BEGIN Excerpt to read
SEC falls foul of proxy astroturf
Did the SEC cite fake letters to support its proxy clampdown?
The SEC’s attempts to impose tough new regulations on proxy advisers have taken a sinister turn following revelations its chairman has been citing fake investor letters in ‘support’ of its proposed changes.
The Security and Exchange Commission’s (SEC) chairman, Jay Clayton, has been left red faced after he cited around seven of these dubious letters at a recent Commission meeting in Washington.
According to Clayton, the letters were written by ordinary investors who were thoroughly enthused by the SEC’s proposals to overhaul its proxy adviser rules. The move would seriously limit the ability of shareholders to effectively exercise their stewardship responsibilities.
These ordinary ‘Joanne Bloggs’ investors apparently included an army and marine veteran, a retired teacher, a police officer, a single mother, and a retired couple.
What is Astroturfing? Astroturfing is a PR/propaganda technique used to favorably manipulate public opinion through artificial “grass-roots” support for a specific corporate or political agenda. Astroturf campaigns are funded by special interest groups and typically marked by fake blogs or websites containing “research” by “experts” to discredit legitimate analysis or experts whose views are deemed to be threatening.
As one letter, purportedly written by the retired teacher, Pauline Yees, implores: “I have learned the SEC is considering the regulation of companies that specialize in providing administrative support to corporations and pension funds when getting shareholder approval for investment decisions. I urge the SEC to do so”.
“People who served the public in their working years as teachers, first responders, and other important functions should be confident that public pension funds adhere to the judiciary duty to be managed mainly with maximum growth security in mind. We are depending on that money for our later years.”
Then an impassioned letter from army veteran Ray White writes: “I believe it is an absolute disgrace third parties are making decisions with my money to promote their own personal agenda. When I first started investing, I believed that making investments in mutual funds meant that my fund advisor was to do his or her best to make the right choices for my financial interest”.
“I am sorry to say I no longer believe that, and it truly saddens me. I urge you to please do the right thing and uphold the rights of shareholders everywhere.”
However, it transpires these letters are far from authentic – and raises serious questions over who the SEC is really looking out for.
According to a Bloomberg report, the letters were actually penned by an advocacy group called the 60 Plus Association – a group that happens to be funded by big US corporates that support the SEC’s move to silence dissenting shareholders.
Embarrassingly for Clayton, the army and marine veteran correspondents turned out to be the brother and cousin of the chairman of 60 Plus. The retired teacher stated she never wrote the letter when contacted by Bloomberg, although she said the signature was hers.
And shockingly, the retired couple have been exposed as the in-laws of the group’s president after data embedded in the electronically-submitted letters linked the documents back to 60 Plus.
None of these letters identify or mention 60 Plus, and while some of these ‘ordinary’ investors said they gave permission for their names and signatures to be used, it appears this only happened after they were contacted out of the blue by the association.
Others, whose identifies were used, disavowed the letters altogether, stating they had no knowledge of their existence.
END Excerpt to read
BEGIN Given data
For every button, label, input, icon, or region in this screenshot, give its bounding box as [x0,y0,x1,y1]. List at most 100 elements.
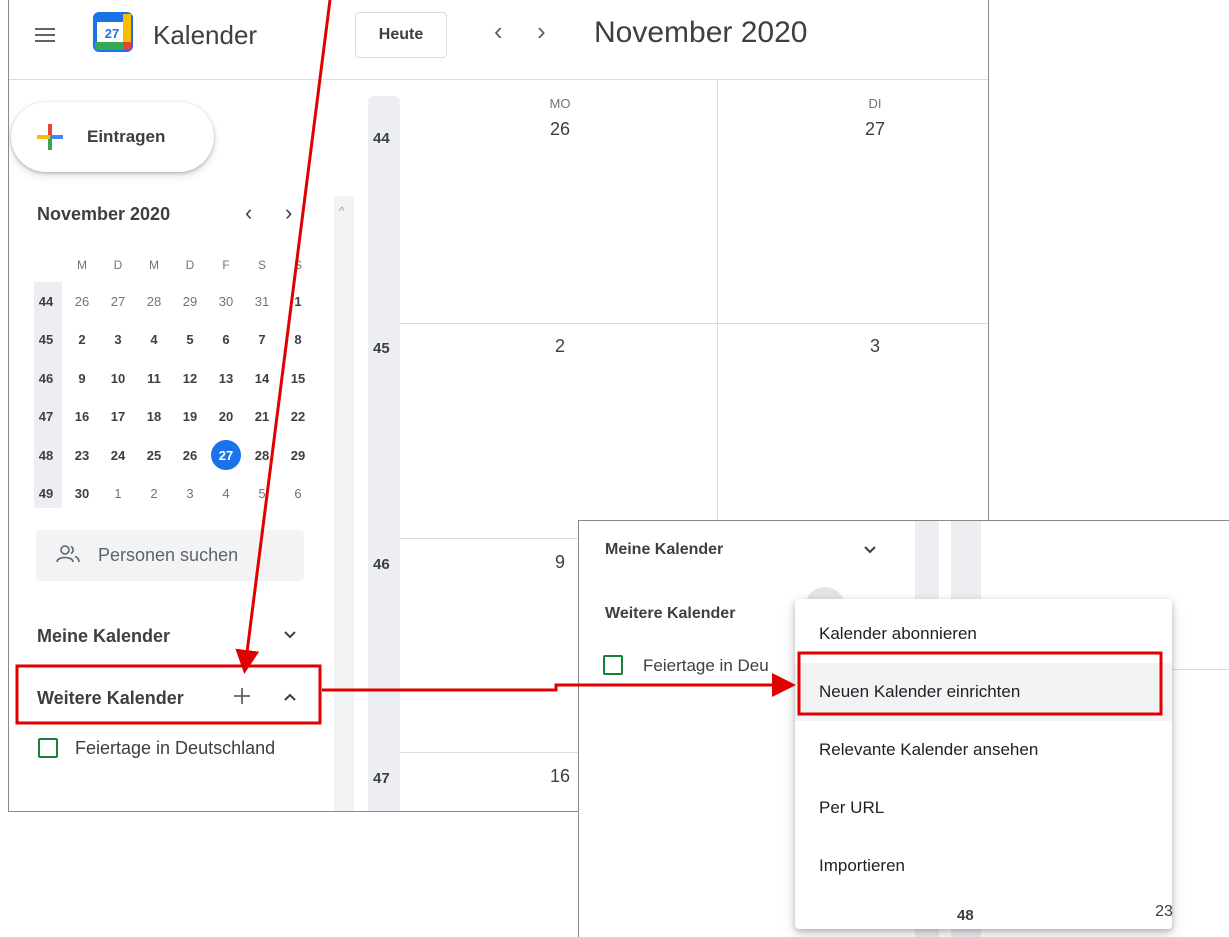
END Given data
▶ Task details: Continue the article about the SEC chairman citing fake investor letters, picking up after its last sentence.

▶ In response:
So far, the SEC has declined to comment on any abnormalities with the letters, according to Bloomberg. But the letters cited by Clayton are not the only ones in existence. In total, over 20 letters with ties to 60 Plus have been submitted to SEC claiming to be concerned about the influence proxy adviser firms have on shareholders.
The fact many of the letters contain the same phrases and tone has to raise a question around Clayton’s judgment.
What makes this event particularly bizarre is that pro-Republican 60 Plus, whose mission statement declares it ‘promotes solutions to senior citizen issues’, is a member of the infamous Main Street Investors Coalition (MSIC).
Formed last year, the coalition is notorious for opposing shareholder engagement and launching attacks on institutional investors who dare to challenge company boards or put forward shareholder proposals.
According to the coalition’s website, the growth of passive investing has led to the “disenfranchisement of retail investors” who feel they have lost the ability to voice their views about the companies they own.
Despite claiming to support retail investor participation, MSIC’s goal is is to limit the ability of small shareholders to propose their own resolutions at AGMs rather than fixing the actual proxy plumbing which is the real cause of investor disenfranchisement.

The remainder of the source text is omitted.